● **Task details**
Edit the rows between the line holding "event-date: 5/17/2013 1:35:01" and the line holding "event-row-selected[interactable]: ! Error", inclusive, so that "expander-icon" becomes "toggle-icon" and nothing else changes. Return only those lines.

☆ ☆ ☆

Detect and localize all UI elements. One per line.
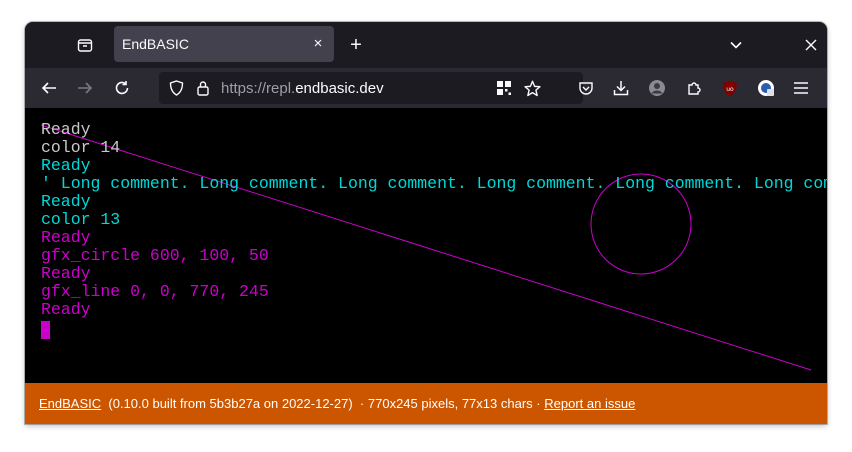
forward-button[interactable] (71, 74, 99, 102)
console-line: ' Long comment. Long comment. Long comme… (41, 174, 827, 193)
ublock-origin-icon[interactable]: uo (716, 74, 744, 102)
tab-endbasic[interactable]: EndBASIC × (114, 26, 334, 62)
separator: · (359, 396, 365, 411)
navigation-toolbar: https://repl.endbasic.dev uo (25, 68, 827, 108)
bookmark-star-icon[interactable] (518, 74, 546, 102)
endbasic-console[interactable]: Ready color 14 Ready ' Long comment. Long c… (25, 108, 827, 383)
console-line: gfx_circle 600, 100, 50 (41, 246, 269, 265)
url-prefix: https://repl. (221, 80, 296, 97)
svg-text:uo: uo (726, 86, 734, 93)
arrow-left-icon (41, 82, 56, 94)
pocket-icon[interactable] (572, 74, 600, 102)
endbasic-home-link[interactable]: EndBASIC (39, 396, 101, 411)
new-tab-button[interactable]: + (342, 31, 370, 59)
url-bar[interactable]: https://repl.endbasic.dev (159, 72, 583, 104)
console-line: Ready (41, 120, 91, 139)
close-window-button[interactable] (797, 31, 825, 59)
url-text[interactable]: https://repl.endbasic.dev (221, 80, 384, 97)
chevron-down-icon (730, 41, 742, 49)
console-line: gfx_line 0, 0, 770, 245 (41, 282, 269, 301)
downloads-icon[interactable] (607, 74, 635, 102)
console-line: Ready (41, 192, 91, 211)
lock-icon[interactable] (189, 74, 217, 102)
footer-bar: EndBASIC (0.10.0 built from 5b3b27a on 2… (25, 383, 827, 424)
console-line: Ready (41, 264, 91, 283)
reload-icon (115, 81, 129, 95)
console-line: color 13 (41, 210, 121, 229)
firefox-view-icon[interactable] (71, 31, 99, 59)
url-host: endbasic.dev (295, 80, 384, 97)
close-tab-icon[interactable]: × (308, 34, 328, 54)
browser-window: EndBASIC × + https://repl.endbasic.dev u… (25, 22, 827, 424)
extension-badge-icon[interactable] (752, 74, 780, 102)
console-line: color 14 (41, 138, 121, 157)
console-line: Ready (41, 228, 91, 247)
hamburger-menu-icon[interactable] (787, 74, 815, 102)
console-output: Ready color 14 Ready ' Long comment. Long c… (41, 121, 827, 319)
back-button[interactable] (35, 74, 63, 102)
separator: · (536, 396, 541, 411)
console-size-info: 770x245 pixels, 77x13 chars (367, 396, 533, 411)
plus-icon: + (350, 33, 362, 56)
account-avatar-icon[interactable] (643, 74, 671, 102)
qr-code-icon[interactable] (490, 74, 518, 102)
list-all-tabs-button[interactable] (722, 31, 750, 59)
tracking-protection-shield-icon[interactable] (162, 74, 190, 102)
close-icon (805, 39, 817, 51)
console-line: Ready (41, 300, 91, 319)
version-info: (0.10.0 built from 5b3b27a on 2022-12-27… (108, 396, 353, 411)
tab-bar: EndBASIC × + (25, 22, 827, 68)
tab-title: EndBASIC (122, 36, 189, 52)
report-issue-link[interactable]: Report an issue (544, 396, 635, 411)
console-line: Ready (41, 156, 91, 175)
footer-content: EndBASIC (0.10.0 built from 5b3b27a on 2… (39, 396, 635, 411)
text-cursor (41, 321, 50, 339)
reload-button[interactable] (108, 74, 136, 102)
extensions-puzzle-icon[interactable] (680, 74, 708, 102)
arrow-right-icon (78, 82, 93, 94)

☆ ☆ ☆

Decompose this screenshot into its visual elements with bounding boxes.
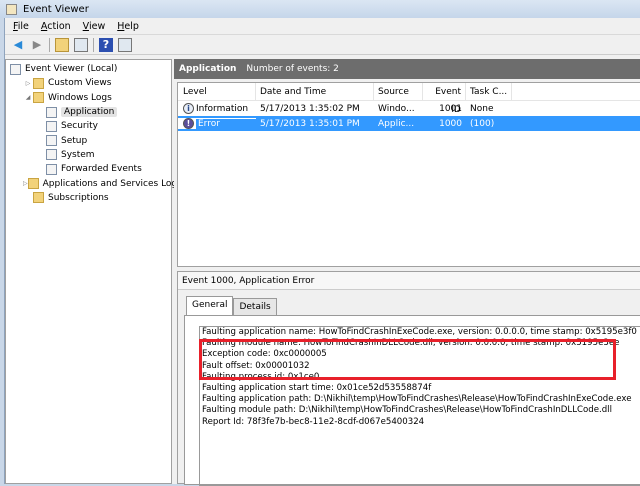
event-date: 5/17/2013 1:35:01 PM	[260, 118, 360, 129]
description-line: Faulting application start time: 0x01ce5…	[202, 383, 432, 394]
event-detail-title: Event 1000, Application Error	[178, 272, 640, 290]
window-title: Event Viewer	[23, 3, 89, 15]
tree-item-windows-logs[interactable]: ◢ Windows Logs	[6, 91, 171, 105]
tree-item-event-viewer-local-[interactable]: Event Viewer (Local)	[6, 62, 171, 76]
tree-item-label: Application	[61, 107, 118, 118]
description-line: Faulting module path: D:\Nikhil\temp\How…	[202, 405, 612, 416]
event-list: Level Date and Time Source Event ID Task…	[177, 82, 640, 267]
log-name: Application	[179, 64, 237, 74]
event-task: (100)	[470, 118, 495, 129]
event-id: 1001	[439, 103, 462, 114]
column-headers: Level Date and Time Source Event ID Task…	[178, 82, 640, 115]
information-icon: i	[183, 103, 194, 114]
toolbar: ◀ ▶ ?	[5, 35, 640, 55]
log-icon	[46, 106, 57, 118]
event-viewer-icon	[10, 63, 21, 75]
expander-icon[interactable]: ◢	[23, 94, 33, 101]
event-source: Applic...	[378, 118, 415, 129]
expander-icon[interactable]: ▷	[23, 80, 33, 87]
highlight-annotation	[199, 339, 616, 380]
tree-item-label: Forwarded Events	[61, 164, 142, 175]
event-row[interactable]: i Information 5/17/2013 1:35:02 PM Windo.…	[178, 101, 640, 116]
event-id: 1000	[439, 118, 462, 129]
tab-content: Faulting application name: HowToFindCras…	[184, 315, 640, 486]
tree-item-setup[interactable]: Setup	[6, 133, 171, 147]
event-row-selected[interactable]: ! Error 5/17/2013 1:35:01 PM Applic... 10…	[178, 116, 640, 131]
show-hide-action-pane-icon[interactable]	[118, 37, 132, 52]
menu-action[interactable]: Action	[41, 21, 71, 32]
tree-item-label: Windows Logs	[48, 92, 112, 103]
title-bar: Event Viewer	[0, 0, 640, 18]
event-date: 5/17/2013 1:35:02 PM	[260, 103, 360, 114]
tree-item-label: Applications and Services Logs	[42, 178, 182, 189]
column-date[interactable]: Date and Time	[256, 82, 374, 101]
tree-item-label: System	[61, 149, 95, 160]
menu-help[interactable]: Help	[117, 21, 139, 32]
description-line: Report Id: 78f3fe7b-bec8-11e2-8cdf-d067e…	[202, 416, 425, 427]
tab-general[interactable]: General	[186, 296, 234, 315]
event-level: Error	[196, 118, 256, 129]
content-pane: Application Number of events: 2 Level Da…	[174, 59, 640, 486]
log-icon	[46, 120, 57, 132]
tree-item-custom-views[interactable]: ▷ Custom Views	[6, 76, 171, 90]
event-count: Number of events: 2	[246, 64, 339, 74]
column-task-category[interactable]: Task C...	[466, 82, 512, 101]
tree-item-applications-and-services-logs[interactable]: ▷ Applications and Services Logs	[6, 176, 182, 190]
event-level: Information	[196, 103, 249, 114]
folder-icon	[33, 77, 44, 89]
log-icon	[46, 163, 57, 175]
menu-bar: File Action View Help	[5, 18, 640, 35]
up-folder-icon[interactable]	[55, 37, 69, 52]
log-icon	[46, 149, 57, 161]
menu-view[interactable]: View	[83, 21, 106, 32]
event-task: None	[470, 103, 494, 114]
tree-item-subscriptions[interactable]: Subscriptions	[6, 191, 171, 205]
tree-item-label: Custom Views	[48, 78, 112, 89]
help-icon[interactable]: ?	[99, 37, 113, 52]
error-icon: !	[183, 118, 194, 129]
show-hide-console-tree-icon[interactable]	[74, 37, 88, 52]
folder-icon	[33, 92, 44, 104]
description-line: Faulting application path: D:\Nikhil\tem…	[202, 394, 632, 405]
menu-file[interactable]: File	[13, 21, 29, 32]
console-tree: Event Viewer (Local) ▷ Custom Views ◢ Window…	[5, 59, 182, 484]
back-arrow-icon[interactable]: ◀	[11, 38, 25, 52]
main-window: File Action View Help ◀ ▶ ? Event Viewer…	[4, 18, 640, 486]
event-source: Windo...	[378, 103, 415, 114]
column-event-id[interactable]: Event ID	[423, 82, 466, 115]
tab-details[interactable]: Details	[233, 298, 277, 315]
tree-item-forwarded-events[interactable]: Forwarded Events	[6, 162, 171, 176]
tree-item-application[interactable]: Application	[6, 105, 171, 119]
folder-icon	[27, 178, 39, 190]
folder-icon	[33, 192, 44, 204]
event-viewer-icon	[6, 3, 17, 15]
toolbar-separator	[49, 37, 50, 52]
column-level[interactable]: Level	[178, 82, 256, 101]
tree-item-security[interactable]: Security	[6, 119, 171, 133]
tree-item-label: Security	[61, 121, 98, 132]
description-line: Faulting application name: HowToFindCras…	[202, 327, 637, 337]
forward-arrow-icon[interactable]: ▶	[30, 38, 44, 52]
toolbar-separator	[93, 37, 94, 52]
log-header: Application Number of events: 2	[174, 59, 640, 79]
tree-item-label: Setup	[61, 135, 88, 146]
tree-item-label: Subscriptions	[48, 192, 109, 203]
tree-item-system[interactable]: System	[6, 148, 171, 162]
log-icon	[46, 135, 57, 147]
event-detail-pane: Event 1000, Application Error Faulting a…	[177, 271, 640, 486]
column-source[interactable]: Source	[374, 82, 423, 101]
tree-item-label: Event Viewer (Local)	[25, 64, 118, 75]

☆ ☆ ☆

● **Response to the task**
event-date: 5/17/2013 1:35:01 PM	[260, 118, 360, 129]
description-line: Faulting application start time: 0x01ce5…	[202, 383, 432, 394]
event-detail-title: Event 1000, Application Error	[178, 272, 640, 290]
window-title: Event Viewer	[23, 3, 89, 15]
tree-item-windows-logs[interactable]: ◢ Windows Logs	[6, 91, 171, 105]
tree-item-event-viewer-local-[interactable]: Event Viewer (Local)	[6, 62, 171, 76]
tree-item-label: Application	[61, 107, 118, 118]
description-line: Faulting module path: D:\Nikhil\temp\How…	[202, 405, 612, 416]
event-list: Level Date and Time Source Event ID Task…	[177, 82, 640, 267]
log-name: Application	[179, 64, 237, 74]
event-task: (100)	[470, 118, 495, 129]
event-id: 1001	[439, 103, 462, 114]
column-headers: Level Date and Time Source Event ID Task…	[178, 82, 640, 115]
information-icon: i	[183, 103, 194, 114]
toolbar: ◀ ▶ ?	[5, 35, 640, 55]
log-icon	[46, 106, 57, 118]
event-viewer-icon	[10, 63, 21, 75]
toggle-icon[interactable]: ◢	[23, 94, 33, 101]
event-source: Applic...	[378, 118, 415, 129]
toggle-icon[interactable]: ▷	[23, 80, 33, 87]
highlight-annotation	[199, 339, 616, 380]
tree-item-label: Forwarded Events	[61, 164, 142, 175]
event-row[interactable]: i Information 5/17/2013 1:35:02 PM Windo.…	[178, 101, 640, 116]
event-id: 1000	[439, 118, 462, 129]
tab-content: Faulting application name: HowToFindCras…	[184, 315, 640, 486]
tree-item-setup[interactable]: Setup	[6, 133, 171, 147]
event-row-selected[interactable]: ! Error 5/17/2013 1:35:01 PM Applic... 10…	[178, 116, 640, 131]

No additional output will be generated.